Records that describe figures
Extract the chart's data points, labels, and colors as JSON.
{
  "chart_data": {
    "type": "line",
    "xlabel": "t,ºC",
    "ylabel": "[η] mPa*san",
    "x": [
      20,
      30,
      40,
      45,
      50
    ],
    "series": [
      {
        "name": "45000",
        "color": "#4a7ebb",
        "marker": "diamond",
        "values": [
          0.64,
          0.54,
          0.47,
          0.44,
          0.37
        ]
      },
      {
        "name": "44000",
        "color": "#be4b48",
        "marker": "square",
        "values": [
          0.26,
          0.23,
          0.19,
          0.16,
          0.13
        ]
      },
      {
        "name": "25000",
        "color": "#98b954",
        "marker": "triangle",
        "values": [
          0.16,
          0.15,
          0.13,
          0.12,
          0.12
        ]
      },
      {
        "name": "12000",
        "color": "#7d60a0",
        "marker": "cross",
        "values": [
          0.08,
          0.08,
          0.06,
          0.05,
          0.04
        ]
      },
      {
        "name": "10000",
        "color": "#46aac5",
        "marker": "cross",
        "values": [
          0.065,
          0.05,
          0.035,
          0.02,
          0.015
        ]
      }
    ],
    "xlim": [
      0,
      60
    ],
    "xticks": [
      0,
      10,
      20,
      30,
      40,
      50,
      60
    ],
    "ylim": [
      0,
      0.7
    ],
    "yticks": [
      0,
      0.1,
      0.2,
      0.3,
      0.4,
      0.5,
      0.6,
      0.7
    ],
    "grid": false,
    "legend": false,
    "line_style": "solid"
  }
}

▶ _Short problem_
Copy every record exactly as presented.

▶ _Exercise solution_
Extract the chart's data points, labels, and colors as JSON.
{
  "chart_data": {
    "type": "line",
    "xlabel": "t,ºC",
    "ylabel": "[η] mPa*san",
    "x": [
      20,
      30,
      40,
      45,
      50
    ],
    "series": [
      {
        "name": "45000",
        "color": "#4a7ebb",
        "marker": "diamond",
        "values": [
          0.64,
          0.54,
          0.47,
          0.44,
          0.37
        ]
      },
      {
        "name": "44000",
        "color": "#be4b48",
        "marker": "square",
        "values": [
          0.26,
          0.23,
          0.19,
          0.16,
          0.13
        ]
      },
      {
        "name": "25000",
        "color": "#98b954",
        "marker": "triangle",
        "values": [
          0.16,
          0.15,
          0.13,
          0.12,
          0.12
        ]
      },
      {
        "name": "12000",
        "color": "#7d60a0",
        "marker": "cross",
        "values": [
          0.08,
          0.08,
          0.06,
          0.05,
          0.04
        ]
      },
      {
        "name": "10000",
        "color": "#46aac5",
        "marker": "cross",
        "values": [
          0.065,
          0.05,
          0.035,
          0.02,
          0.015
        ]
      }
    ],
    "xlim": [
      0,
      60
    ],
    "xticks": [
      0,
      10,
      20,
      30,
      40,
      50,
      60
    ],
    "ylim": [
      0,
      0.7
    ],
    "yticks": [
      0,
      0.1,
      0.2,
      0.3,
      0.4,
      0.5,
      0.6,
      0.7
    ],
    "grid": false,
    "legend": false,
    "line_style": "solid"
  }
}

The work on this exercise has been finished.